[Dataset entries on figures]
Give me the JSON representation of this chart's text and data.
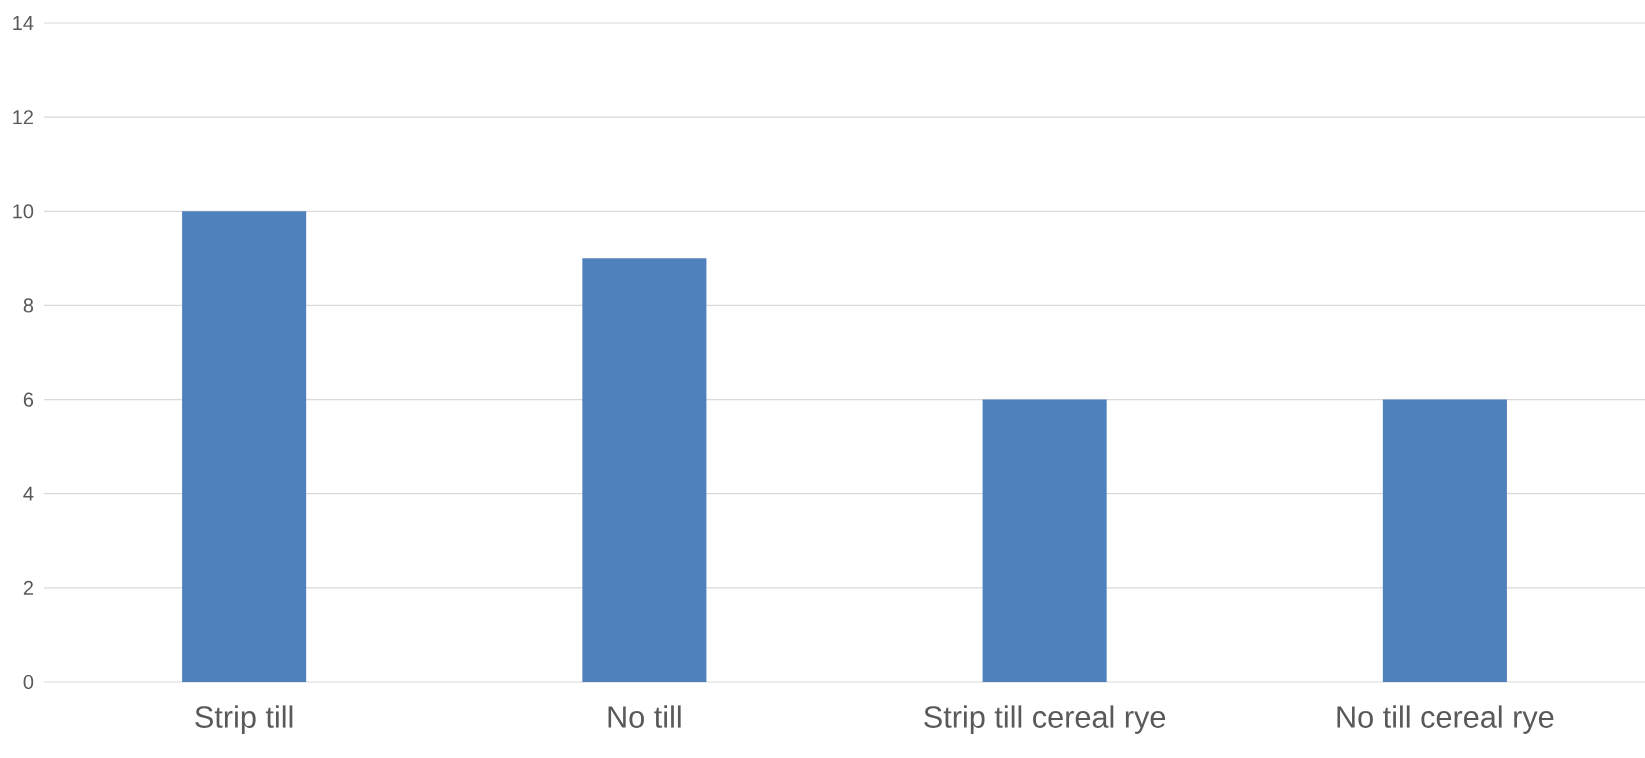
{
  "chart_data": {
    "type": "bar",
    "categories": [
      "Strip till",
      "No till",
      "Strip till cereal rye",
      "No till cereal rye"
    ],
    "values": [
      10,
      9,
      6,
      6
    ],
    "color": "#4f81bd",
    "ylim": [
      0,
      14
    ],
    "yticks": [
      0,
      2,
      4,
      6,
      8,
      10,
      12,
      14
    ],
    "grid": "y"
  }
}
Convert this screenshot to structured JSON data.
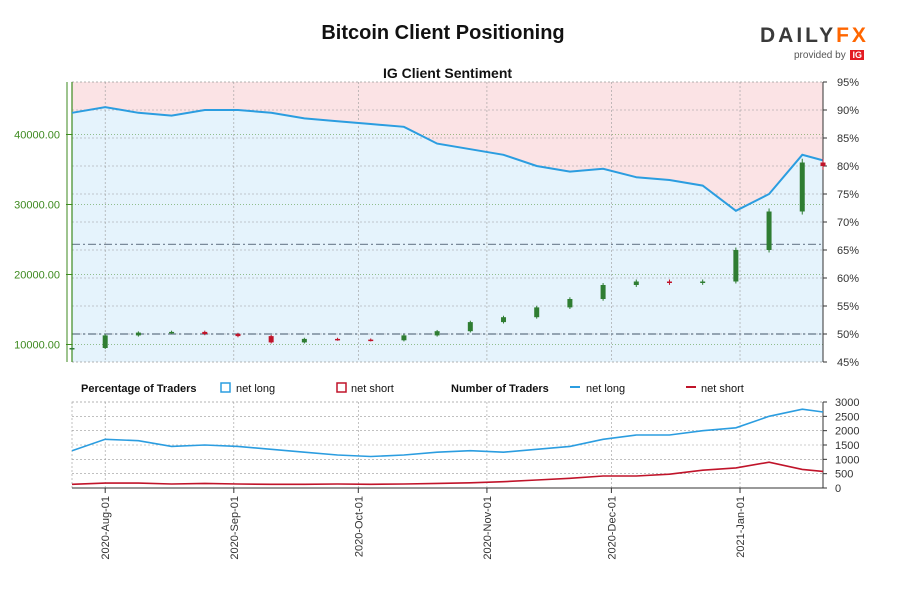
{
  "header": {
    "title": "Bitcoin Client Positioning",
    "logo_text": "DAILYFX",
    "logo_sub": "provided by",
    "logo_badge": "IG"
  },
  "colors": {
    "long_line": "#2b9de0",
    "short_line": "#c0142a",
    "long_fill": "#e5f3fc",
    "short_fill": "#fbe3e5",
    "candle_up": "#2f7d32",
    "candle_down": "#c0142a",
    "left_axis": "#3d8a1f",
    "grid": "#9a9a9a"
  },
  "legend": {
    "pct_heading": "Percentage of Traders",
    "pct_long": "net long",
    "pct_short": "net short",
    "num_heading": "Number of Traders",
    "num_long": "net long",
    "num_short": "net short"
  },
  "chart_data": [
    {
      "type": "candlestick",
      "title": "IG Client Sentiment",
      "left_axis": {
        "ylim": [
          7500,
          47500
        ],
        "ticks": [
          "10000.00",
          "20000.00",
          "30000.00",
          "40000.00"
        ],
        "tick_values": [
          10000,
          20000,
          30000,
          40000
        ]
      },
      "right_axis": {
        "ylim": [
          45,
          95
        ],
        "ticks": [
          "45%",
          "50%",
          "55%",
          "60%",
          "65%",
          "70%",
          "75%",
          "80%",
          "85%",
          "90%",
          "95%"
        ],
        "tick_values": [
          45,
          50,
          55,
          60,
          65,
          70,
          75,
          80,
          85,
          90,
          95
        ]
      },
      "reference_lines": [
        66,
        50
      ],
      "x_dates": [
        "2020-07-24",
        "2020-08-01",
        "2020-08-09",
        "2020-08-17",
        "2020-08-25",
        "2020-09-02",
        "2020-09-10",
        "2020-09-18",
        "2020-09-26",
        "2020-10-04",
        "2020-10-12",
        "2020-10-20",
        "2020-10-28",
        "2020-11-05",
        "2020-11-13",
        "2020-11-21",
        "2020-11-29",
        "2020-12-07",
        "2020-12-15",
        "2020-12-23",
        "2020-12-31",
        "2021-01-08",
        "2021-01-16",
        "2021-01-21"
      ],
      "price": [
        9500,
        11300,
        11700,
        11800,
        11500,
        11200,
        10300,
        10800,
        10700,
        10600,
        11300,
        11900,
        13200,
        13900,
        15300,
        16500,
        18500,
        19000,
        18800,
        19000,
        23500,
        29000,
        36000,
        35500
      ],
      "pct_net_long": [
        89.5,
        90.5,
        89.5,
        89.0,
        90.0,
        90.0,
        89.5,
        88.5,
        88.0,
        87.5,
        87.0,
        84.0,
        83.0,
        82.0,
        80.0,
        79.0,
        79.5,
        78.0,
        77.5,
        76.5,
        72.0,
        75.0,
        82.0,
        81.0
      ]
    },
    {
      "type": "line",
      "title": "Number of Traders",
      "ylim": [
        0,
        3000
      ],
      "ticks": [
        "0",
        "500",
        "1000",
        "1500",
        "2000",
        "2500",
        "3000"
      ],
      "tick_values": [
        0,
        500,
        1000,
        1500,
        2000,
        2500,
        3000
      ],
      "x_tick_labels": [
        "2020-Aug-01",
        "2020-Sep-01",
        "2020-Oct-01",
        "2020-Nov-01",
        "2020-Dec-01",
        "2021-Jan-01"
      ],
      "x_tick_dates": [
        "2020-08-01",
        "2020-09-01",
        "2020-10-01",
        "2020-11-01",
        "2020-12-01",
        "2021-01-01"
      ],
      "x_dates": [
        "2020-07-24",
        "2020-08-01",
        "2020-08-09",
        "2020-08-17",
        "2020-08-25",
        "2020-09-02",
        "2020-09-10",
        "2020-09-18",
        "2020-09-26",
        "2020-10-04",
        "2020-10-12",
        "2020-10-20",
        "2020-10-28",
        "2020-11-05",
        "2020-11-13",
        "2020-11-21",
        "2020-11-29",
        "2020-12-07",
        "2020-12-15",
        "2020-12-23",
        "2020-12-31",
        "2021-01-08",
        "2021-01-16",
        "2021-01-21"
      ],
      "series": [
        {
          "name": "net long",
          "values": [
            1300,
            1700,
            1650,
            1450,
            1500,
            1450,
            1350,
            1250,
            1150,
            1100,
            1150,
            1250,
            1300,
            1250,
            1350,
            1450,
            1700,
            1850,
            1850,
            2000,
            2100,
            2500,
            2750,
            2650
          ]
        },
        {
          "name": "net short",
          "values": [
            130,
            170,
            170,
            140,
            160,
            140,
            130,
            130,
            140,
            130,
            140,
            160,
            180,
            220,
            280,
            340,
            420,
            420,
            480,
            620,
            700,
            900,
            650,
            580
          ]
        }
      ]
    }
  ]
}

EXERCISE: Copy the whole of the material above exactly, but not its images.

ANSWER TO THE EXERCISE:
Give me the JSON representation of this chart's text and data.
{
  "chart_data": {
    "type": "bar",
    "categories": [
      "Strip till",
      "No till",
      "Strip till cereal rye",
      "No till cereal rye"
    ],
    "values": [
      10,
      9,
      6,
      6
    ],
    "color": "#4f81bd",
    "ylim": [
      0,
      14
    ],
    "yticks": [
      0,
      2,
      4,
      6,
      8,
      10,
      12,
      14
    ],
    "grid": "y"
  }
}
Convert this screenshot to structured JSON data.
{
  "header": {
    "title": "Bitcoin Client Positioning",
    "logo_text": "DAILYFX",
    "logo_sub": "provided by",
    "logo_badge": "IG"
  },
  "colors": {
    "long_line": "#2b9de0",
    "short_line": "#c0142a",
    "long_fill": "#e5f3fc",
    "short_fill": "#fbe3e5",
    "candle_up": "#2f7d32",
    "candle_down": "#c0142a",
    "left_axis": "#3d8a1f",
    "grid": "#9a9a9a"
  },
  "legend": {
    "pct_heading": "Percentage of Traders",
    "pct_long": "net long",
    "pct_short": "net short",
    "num_heading": "Number of Traders",
    "num_long": "net long",
    "num_short": "net short"
  },
  "chart_data": [
    {
      "type": "candlestick",
      "title": "IG Client Sentiment",
      "left_axis": {
        "ylim": [
          7500,
          47500
        ],
        "ticks": [
          "10000.00",
          "20000.00",
          "30000.00",
          "40000.00"
        ],
        "tick_values": [
          10000,
          20000,
          30000,
          40000
        ]
      },
      "right_axis": {
        "ylim": [
          45,
          95
        ],
        "ticks": [
          "45%",
          "50%",
          "55%",
          "60%",
          "65%",
          "70%",
          "75%",
          "80%",
          "85%",
          "90%",
          "95%"
        ],
        "tick_values": [
          45,
          50,
          55,
          60,
          65,
          70,
          75,
          80,
          85,
          90,
          95
        ]
      },
      "reference_lines": [
        66,
        50
      ],
      "x_dates": [
        "2020-07-24",
        "2020-08-01",
        "2020-08-09",
        "2020-08-17",
        "2020-08-25",
        "2020-09-02",
        "2020-09-10",
        "2020-09-18",
        "2020-09-26",
        "2020-10-04",
        "2020-10-12",
        "2020-10-20",
        "2020-10-28",
        "2020-11-05",
        "2020-11-13",
        "2020-11-21",
        "2020-11-29",
        "2020-12-07",
        "2020-12-15",
        "2020-12-23",
        "2020-12-31",
        "2021-01-08",
        "2021-01-16",
        "2021-01-21"
      ],
      "price": [
        9500,
        11300,
        11700,
        11800,
        11500,
        11200,
        10300,
        10800,
        10700,
        10600,
        11300,
        11900,
        13200,
        13900,
        15300,
        16500,
        18500,
        19000,
        18800,
        19000,
        23500,
        29000,
        36000,
        35500
      ],
      "pct_net_long": [
        89.5,
        90.5,
        89.5,
        89.0,
        90.0,
        90.0,
        89.5,
        88.5,
        88.0,
        87.5,
        87.0,
        84.0,
        83.0,
        82.0,
        80.0,
        79.0,
        79.5,
        78.0,
        77.5,
        76.5,
        72.0,
        75.0,
        82.0,
        81.0
      ]
    },
    {
      "type": "line",
      "title": "Number of Traders",
      "ylim": [
        0,
        3000
      ],
      "ticks": [
        "0",
        "500",
        "1000",
        "1500",
        "2000",
        "2500",
        "3000"
      ],
      "tick_values": [
        0,
        500,
        1000,
        1500,
        2000,
        2500,
        3000
      ],
      "x_tick_labels": [
        "2020-Aug-01",
        "2020-Sep-01",
        "2020-Oct-01",
        "2020-Nov-01",
        "2020-Dec-01",
        "2021-Jan-01"
      ],
      "x_tick_dates": [
        "2020-08-01",
        "2020-09-01",
        "2020-10-01",
        "2020-11-01",
        "2020-12-01",
        "2021-01-01"
      ],
      "x_dates": [
        "2020-07-24",
        "2020-08-01",
        "2020-08-09",
        "2020-08-17",
        "2020-08-25",
        "2020-09-02",
        "2020-09-10",
        "2020-09-18",
        "2020-09-26",
        "2020-10-04",
        "2020-10-12",
        "2020-10-20",
        "2020-10-28",
        "2020-11-05",
        "2020-11-13",
        "2020-11-21",
        "2020-11-29",
        "2020-12-07",
        "2020-12-15",
        "2020-12-23",
        "2020-12-31",
        "2021-01-08",
        "2021-01-16",
        "2021-01-21"
      ],
      "series": [
        {
          "name": "net long",
          "values": [
            1300,
            1700,
            1650,
            1450,
            1500,
            1450,
            1350,
            1250,
            1150,
            1100,
            1150,
            1250,
            1300,
            1250,
            1350,
            1450,
            1700,
            1850,
            1850,
            2000,
            2100,
            2500,
            2750,
            2650
          ]
        },
        {
          "name": "net short",
          "values": [
            130,
            170,
            170,
            140,
            160,
            140,
            130,
            130,
            140,
            130,
            140,
            160,
            180,
            220,
            280,
            340,
            420,
            420,
            480,
            620,
            700,
            900,
            650,
            580
          ]
        }
      ]
    }
  ]
}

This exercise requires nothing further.